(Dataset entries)

--- begin ---

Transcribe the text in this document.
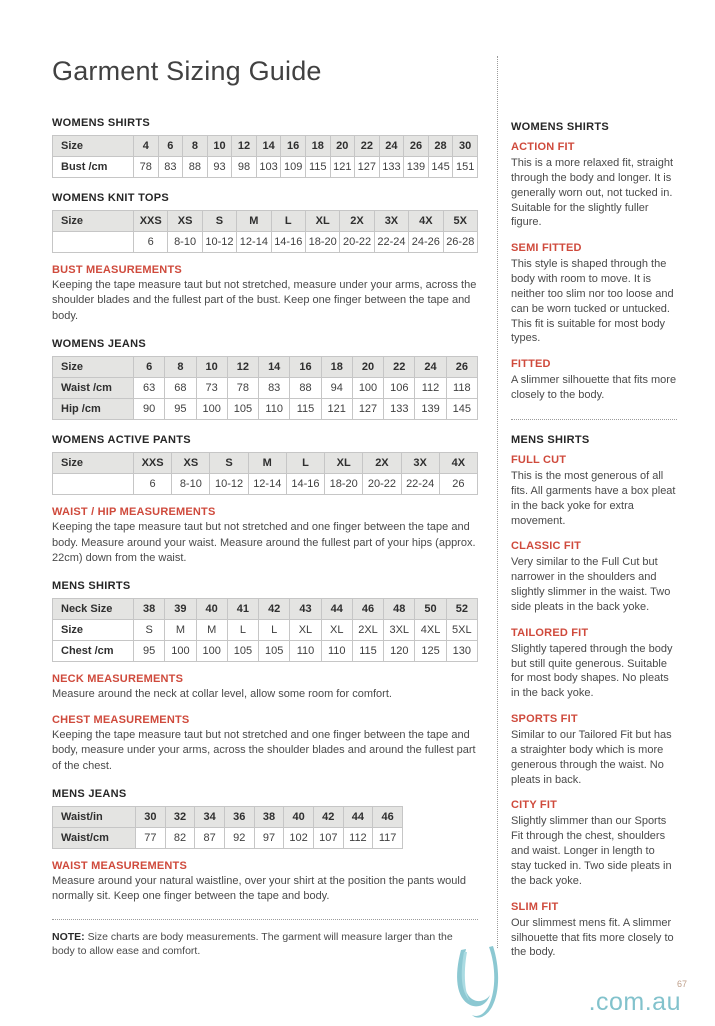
Garment Sizing Guide
WOMENS SHIRTS
Size	4	6	8	10	12	14	16	18	20	22	24	26	28	30
Bust /cm	78	83	88	93	98	103	109	115	121	127	133	139	145	151
WOMENS KNIT TOPS
Size	XXS	XS	S	M	L	XL	2X	3X	4X	5X
	6	8-10	10-12	12-14	14-16	18-20	20-22	22-24	24-26	26-28
BUST MEASUREMENTS

Keeping the tape measure taut but not stretched, measure under your arms, across the shoulder blades and the fullest part of the bust. Keep one finger between the tape and body.

WOMENS JEANS
Size	6	8	10	12	14	16	18	20	22	24	26
Waist /cm	63	68	73	78	83	88	94	100	106	112	118
Hip /cm	90	95	100	105	110	115	121	127	133	139	145
WOMENS ACTIVE PANTS
Size	XXS	XS	S	M	L	XL	2X	3X	4X
	6	8-10	10-12	12-14	14-16	18-20	20-22	22-24	26
WAIST / HIP MEASUREMENTS

Keeping the tape measure taut but not stretched and one finger between the tape and body. Measure around your waist. Measure around the fullest part of your hips (approx. 22cm) down from the waist.

MENS SHIRTS
Neck Size	38	39	40	41	42	43	44	46	48	50	52
Size	S	M	M	L	L	XL	XL	2XL	3XL	4XL	5XL
Chest /cm	95	100	100	105	105	110	110	115	120	125	130
NECK MEASUREMENTS

Measure around the neck at collar level, allow some room for comfort.

CHEST MEASUREMENTS

Keeping the tape measure taut but not stretched and one finger between the tape and body, measure under your arms, across the shoulder blades and around the fullest part of the chest.

MENS JEANS
Waist/in	30	32	34	36	38	40	42	44	46
Waist/cm	77	82	87	92	97	102	107	112	117
WAIST MEASUREMENTS

Measure around your natural waistline, over your shirt at the position the pants would normally sit. Keep one finger between the tape and body.

NOTE: Size charts are body measurements. The garment will measure larger than the body to allow ease and comfort.

WOMENS SHIRTS
ACTION FIT

This is a more relaxed fit, straight through the body and longer. It is generally worn out, not tucked in. Suitable for the slightly fuller figure.

SEMI FITTED

This style is shaped through the body with room to move. It is neither too slim nor too loose and can be worn tucked or untucked. This fit is suitable for most body types.

FITTED

A slimmer silhouette that fits more closely to the body.

MENS SHIRTS
FULL CUT

This is the most generous of all fits. All garments have a box pleat in the back yoke for extra movement.

CLASSIC FIT

Very similar to the Full Cut but narrower in the shoulders and slightly slimmer in the waist. Two side pleats in the back yoke.

TAILORED FIT

Slightly tapered through the body but still quite generous. Suitable for most body shapes. No pleats in the back yoke.

SPORTS FIT

Similar to our Tailored Fit but has a straighter body which is more generous through the waist. No pleats in back.

CITY FIT

Slightly slimmer than our Sports Fit through the chest, shoulders and waist. Longer in length to stay tucked in. Two side pleats in the back yoke.

SLIM FIT

Our slimmest mens fit. A slimmer silhouette that fits more closely to the body.

.com.au
67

--- end ---

Written problem: Reproduce all the entries that precede this task, word for word, minus any pictures.

Exercise answer:
Transcribe the text in this document.
Garment Sizing Guide
WOMENS SHIRTS
Size	4	6	8	10	12	14	16	18	20	22	24	26	28	30
Bust /cm	78	83	88	93	98	103	109	115	121	127	133	139	145	151
WOMENS KNIT TOPS
Size	XXS	XS	S	M	L	XL	2X	3X	4X	5X
	6	8-10	10-12	12-14	14-16	18-20	20-22	22-24	24-26	26-28
BUST MEASUREMENTS

Keeping the tape measure taut but not stretched, measure under your arms, across the shoulder blades and the fullest part of the bust. Keep one finger between the tape and body.

WOMENS JEANS
Size	6	8	10	12	14	16	18	20	22	24	26
Waist /cm	63	68	73	78	83	88	94	100	106	112	118
Hip /cm	90	95	100	105	110	115	121	127	133	139	145
WOMENS ACTIVE PANTS
Size	XXS	XS	S	M	L	XL	2X	3X	4X
	6	8-10	10-12	12-14	14-16	18-20	20-22	22-24	26
WAIST / HIP MEASUREMENTS

Keeping the tape measure taut but not stretched and one finger between the tape and body. Measure around your waist. Measure around the fullest part of your hips (approx. 22cm) down from the waist.

MENS SHIRTS
Neck Size	38	39	40	41	42	43	44	46	48	50	52
Size	S	M	M	L	L	XL	XL	2XL	3XL	4XL	5XL
Chest /cm	95	100	100	105	105	110	110	115	120	125	130
NECK MEASUREMENTS

Measure around the neck at collar level, allow some room for comfort.

CHEST MEASUREMENTS

Keeping the tape measure taut but not stretched and one finger between the tape and body, measure under your arms, across the shoulder blades and around the fullest part of the chest.

MENS JEANS
Waist/in	30	32	34	36	38	40	42	44	46
Waist/cm	77	82	87	92	97	102	107	112	117
WAIST MEASUREMENTS

Measure around your natural waistline, over your shirt at the position the pants would normally sit. Keep one finger between the tape and body.

NOTE: Size charts are body measurements. The garment will measure larger than the body to allow ease and comfort.

WOMENS SHIRTS
ACTION FIT

This is a more relaxed fit, straight through the body and longer. It is generally worn out, not tucked in. Suitable for the slightly fuller figure.

SEMI FITTED

This style is shaped through the body with room to move. It is neither too slim nor too loose and can be worn tucked or untucked. This fit is suitable for most body types.

FITTED

A slimmer silhouette that fits more closely to the body.

MENS SHIRTS
FULL CUT

This is the most generous of all fits. All garments have a box pleat in the back yoke for extra movement.

CLASSIC FIT

Very similar to the Full Cut but narrower in the shoulders and slightly slimmer in the waist. Two side pleats in the back yoke.

TAILORED FIT

Slightly tapered through the body but still quite generous. Suitable for most body shapes. No pleats in the back yoke.

SPORTS FIT

Similar to our Tailored Fit but has a straighter body which is more generous through the waist. No pleats in back.

CITY FIT

Slightly slimmer than our Sports Fit through the chest, shoulders and waist. Longer in length to stay tucked in. Two side pleats in the back yoke.

SLIM FIT

Our slimmest mens fit. A slimmer silhouette that fits more closely to the body.

.com.au
67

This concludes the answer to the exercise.